EXERCISE INSTRUCTIONS: Whenever a line in the records below holds the string "title", copy it out.

[EXERCISE MATERIALS]

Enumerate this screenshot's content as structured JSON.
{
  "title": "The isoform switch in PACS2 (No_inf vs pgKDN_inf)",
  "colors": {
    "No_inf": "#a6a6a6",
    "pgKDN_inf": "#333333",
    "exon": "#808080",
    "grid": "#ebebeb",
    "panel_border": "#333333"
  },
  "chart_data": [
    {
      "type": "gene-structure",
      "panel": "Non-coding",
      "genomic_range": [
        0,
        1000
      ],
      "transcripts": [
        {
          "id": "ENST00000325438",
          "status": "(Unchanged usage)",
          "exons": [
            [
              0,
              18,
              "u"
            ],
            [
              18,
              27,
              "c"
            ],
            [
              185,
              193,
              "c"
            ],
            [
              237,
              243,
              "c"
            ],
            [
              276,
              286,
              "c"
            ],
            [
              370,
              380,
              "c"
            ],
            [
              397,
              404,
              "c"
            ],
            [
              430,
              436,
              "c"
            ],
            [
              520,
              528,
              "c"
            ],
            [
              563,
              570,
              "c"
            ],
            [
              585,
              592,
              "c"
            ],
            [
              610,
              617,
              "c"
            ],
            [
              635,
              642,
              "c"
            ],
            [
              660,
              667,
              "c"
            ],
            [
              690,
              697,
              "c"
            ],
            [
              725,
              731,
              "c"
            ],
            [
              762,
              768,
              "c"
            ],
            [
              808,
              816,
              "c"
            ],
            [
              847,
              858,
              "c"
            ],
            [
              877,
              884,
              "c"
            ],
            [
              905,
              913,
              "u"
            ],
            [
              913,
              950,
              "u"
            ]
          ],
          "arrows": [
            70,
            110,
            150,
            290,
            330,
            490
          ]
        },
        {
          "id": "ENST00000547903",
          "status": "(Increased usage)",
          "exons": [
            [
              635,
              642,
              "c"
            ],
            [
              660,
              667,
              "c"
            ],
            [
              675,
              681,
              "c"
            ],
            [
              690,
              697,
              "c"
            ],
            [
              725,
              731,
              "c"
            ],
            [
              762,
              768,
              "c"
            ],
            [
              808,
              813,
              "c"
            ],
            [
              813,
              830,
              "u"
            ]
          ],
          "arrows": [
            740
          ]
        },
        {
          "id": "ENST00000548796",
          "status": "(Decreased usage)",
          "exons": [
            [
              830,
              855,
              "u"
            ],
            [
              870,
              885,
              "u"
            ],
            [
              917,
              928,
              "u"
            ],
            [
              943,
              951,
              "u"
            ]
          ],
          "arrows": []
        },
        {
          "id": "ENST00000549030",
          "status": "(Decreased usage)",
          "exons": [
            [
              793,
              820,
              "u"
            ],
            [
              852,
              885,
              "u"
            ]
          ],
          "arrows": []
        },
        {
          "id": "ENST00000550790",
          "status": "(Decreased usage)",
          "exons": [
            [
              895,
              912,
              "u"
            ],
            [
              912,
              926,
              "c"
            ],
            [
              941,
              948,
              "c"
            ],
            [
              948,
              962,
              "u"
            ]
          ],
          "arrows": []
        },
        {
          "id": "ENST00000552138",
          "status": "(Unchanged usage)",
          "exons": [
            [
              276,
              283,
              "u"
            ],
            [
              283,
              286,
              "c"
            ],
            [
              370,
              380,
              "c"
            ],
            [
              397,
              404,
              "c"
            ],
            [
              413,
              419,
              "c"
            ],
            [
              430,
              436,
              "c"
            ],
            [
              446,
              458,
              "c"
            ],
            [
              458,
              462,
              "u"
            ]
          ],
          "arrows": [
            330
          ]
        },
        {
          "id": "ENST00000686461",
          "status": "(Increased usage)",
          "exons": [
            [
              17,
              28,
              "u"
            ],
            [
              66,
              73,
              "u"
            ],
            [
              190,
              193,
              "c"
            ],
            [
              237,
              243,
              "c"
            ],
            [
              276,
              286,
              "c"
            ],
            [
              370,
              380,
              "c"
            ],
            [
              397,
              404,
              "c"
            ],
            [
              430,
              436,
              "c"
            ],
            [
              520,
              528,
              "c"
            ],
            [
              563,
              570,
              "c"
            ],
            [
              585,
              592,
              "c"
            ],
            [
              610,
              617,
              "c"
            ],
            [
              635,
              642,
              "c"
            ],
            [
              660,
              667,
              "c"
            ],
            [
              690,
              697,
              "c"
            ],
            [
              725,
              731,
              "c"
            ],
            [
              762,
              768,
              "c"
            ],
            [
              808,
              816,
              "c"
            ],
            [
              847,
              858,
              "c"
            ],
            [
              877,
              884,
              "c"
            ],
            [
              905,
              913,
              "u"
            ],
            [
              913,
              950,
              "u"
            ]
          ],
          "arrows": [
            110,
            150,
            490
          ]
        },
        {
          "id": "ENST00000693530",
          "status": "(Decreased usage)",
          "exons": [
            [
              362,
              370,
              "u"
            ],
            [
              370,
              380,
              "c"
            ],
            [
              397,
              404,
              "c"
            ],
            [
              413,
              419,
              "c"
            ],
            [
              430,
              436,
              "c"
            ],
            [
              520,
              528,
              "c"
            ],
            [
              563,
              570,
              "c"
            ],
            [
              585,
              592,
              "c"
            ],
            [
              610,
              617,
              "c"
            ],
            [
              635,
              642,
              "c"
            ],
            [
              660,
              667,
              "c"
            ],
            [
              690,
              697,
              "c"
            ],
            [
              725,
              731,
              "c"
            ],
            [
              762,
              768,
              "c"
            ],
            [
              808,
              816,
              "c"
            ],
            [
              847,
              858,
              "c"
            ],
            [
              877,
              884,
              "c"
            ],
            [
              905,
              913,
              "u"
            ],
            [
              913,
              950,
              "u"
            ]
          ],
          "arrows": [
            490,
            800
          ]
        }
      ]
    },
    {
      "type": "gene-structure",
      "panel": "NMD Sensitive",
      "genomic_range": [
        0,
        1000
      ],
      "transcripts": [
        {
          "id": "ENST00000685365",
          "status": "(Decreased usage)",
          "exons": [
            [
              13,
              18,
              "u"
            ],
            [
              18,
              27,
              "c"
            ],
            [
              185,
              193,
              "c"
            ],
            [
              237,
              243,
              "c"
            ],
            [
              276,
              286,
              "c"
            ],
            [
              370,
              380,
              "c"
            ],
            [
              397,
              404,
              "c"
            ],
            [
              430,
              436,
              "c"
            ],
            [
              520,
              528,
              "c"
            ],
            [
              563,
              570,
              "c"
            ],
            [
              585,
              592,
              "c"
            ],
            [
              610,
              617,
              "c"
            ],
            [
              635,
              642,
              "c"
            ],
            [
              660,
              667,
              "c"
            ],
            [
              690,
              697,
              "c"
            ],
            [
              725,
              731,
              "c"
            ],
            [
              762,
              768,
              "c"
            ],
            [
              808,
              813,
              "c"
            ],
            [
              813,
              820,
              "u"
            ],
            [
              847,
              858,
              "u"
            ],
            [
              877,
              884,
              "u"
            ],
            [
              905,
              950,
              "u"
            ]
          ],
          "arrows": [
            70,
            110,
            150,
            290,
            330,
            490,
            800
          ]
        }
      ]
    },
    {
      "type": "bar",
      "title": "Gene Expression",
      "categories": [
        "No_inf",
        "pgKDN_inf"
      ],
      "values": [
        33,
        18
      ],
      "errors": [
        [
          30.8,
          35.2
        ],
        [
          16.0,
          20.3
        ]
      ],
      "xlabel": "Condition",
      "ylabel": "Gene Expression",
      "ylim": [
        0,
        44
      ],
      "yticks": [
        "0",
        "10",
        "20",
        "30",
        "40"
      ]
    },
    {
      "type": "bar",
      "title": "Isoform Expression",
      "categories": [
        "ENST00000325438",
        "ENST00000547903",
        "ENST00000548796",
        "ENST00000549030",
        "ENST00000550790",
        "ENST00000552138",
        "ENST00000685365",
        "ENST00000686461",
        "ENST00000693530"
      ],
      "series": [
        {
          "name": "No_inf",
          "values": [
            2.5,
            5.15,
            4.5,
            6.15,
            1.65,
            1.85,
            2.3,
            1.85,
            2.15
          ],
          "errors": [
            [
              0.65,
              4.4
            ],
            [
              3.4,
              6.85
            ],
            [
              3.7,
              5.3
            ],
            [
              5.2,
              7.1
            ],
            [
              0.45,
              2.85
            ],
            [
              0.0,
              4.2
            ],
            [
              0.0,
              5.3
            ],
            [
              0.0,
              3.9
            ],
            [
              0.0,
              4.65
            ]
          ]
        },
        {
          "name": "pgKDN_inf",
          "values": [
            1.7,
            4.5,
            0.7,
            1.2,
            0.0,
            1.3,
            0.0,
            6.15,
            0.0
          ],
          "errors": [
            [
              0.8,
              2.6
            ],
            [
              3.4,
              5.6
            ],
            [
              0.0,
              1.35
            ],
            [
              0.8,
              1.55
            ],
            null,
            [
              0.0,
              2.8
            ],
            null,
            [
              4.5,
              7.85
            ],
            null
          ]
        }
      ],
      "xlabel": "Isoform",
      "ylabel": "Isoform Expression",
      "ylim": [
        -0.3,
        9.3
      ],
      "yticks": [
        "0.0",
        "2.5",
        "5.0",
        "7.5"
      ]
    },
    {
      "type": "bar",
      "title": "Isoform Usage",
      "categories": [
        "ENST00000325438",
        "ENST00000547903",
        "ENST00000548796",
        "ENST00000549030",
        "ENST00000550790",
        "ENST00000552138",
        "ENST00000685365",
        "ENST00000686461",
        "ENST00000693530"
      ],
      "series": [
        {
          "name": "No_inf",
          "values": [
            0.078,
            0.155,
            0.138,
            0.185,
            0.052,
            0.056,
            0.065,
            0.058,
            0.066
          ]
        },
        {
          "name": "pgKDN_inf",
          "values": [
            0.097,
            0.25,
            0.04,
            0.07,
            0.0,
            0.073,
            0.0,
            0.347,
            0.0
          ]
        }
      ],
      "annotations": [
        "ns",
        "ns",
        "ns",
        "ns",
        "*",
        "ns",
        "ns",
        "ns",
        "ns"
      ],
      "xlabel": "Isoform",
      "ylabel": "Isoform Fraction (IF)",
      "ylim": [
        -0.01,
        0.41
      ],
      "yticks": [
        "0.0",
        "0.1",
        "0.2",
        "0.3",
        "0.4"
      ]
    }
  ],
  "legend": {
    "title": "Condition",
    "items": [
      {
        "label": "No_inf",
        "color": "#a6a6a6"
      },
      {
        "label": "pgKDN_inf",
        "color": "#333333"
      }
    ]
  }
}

[/EXERCISE MATERIALS]
[EXERCISE MATERIALS]

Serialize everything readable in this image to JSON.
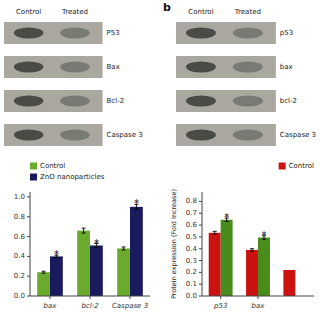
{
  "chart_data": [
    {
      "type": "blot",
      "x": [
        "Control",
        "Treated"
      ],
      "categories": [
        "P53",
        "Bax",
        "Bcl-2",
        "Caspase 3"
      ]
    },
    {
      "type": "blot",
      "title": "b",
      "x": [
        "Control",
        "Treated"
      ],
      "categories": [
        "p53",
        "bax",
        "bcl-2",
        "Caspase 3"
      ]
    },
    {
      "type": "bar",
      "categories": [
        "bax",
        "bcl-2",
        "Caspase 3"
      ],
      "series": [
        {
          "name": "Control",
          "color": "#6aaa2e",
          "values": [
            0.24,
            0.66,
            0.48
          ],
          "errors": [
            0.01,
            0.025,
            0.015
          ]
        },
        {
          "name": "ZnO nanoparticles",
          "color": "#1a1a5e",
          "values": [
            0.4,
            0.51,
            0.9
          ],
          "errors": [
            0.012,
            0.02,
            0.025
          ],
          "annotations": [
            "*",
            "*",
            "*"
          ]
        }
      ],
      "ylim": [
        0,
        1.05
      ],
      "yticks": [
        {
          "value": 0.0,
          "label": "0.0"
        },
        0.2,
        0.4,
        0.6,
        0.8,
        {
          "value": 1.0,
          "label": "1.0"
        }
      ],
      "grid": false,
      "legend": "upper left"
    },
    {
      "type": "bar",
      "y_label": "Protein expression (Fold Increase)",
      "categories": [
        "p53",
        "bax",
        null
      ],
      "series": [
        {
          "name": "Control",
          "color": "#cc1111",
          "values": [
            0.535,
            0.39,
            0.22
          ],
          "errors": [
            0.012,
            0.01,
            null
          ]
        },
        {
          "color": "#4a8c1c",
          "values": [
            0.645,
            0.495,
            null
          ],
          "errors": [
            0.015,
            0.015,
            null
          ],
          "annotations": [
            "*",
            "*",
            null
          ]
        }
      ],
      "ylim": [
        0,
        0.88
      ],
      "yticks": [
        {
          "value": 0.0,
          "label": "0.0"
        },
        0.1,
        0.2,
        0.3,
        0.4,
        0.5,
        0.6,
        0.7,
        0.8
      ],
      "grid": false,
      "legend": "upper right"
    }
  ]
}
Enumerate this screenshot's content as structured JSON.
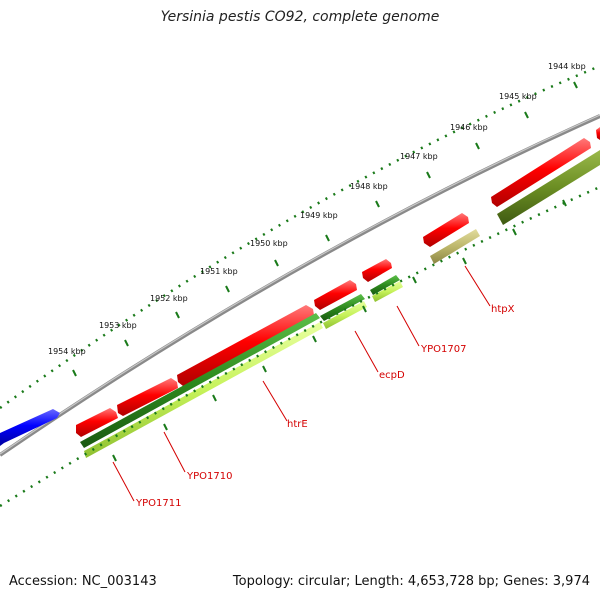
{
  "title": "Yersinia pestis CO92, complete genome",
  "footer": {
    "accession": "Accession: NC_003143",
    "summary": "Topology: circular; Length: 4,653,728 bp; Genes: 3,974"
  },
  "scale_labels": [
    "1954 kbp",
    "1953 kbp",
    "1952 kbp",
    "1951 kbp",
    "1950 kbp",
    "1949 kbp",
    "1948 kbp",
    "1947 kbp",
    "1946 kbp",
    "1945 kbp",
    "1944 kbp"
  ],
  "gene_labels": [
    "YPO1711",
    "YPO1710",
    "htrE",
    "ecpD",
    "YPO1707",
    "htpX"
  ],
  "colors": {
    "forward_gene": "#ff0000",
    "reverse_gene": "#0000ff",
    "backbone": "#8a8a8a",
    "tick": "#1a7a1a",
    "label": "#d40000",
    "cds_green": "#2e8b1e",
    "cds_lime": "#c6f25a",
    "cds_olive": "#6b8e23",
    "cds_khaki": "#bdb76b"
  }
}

[/EXERCISE MATERIALS]

EXPECTED ANSWER:
  "title": "The isoform switch in PACS2 (No_inf vs pgKDN_inf)",
      "title": "Gene Expression",
      "title": "Isoform Expression",
      "title": "Isoform Usage",
    "title": "Condition",
      "title": "b",
  "title": "Yersinia pestis CO92, complete genome",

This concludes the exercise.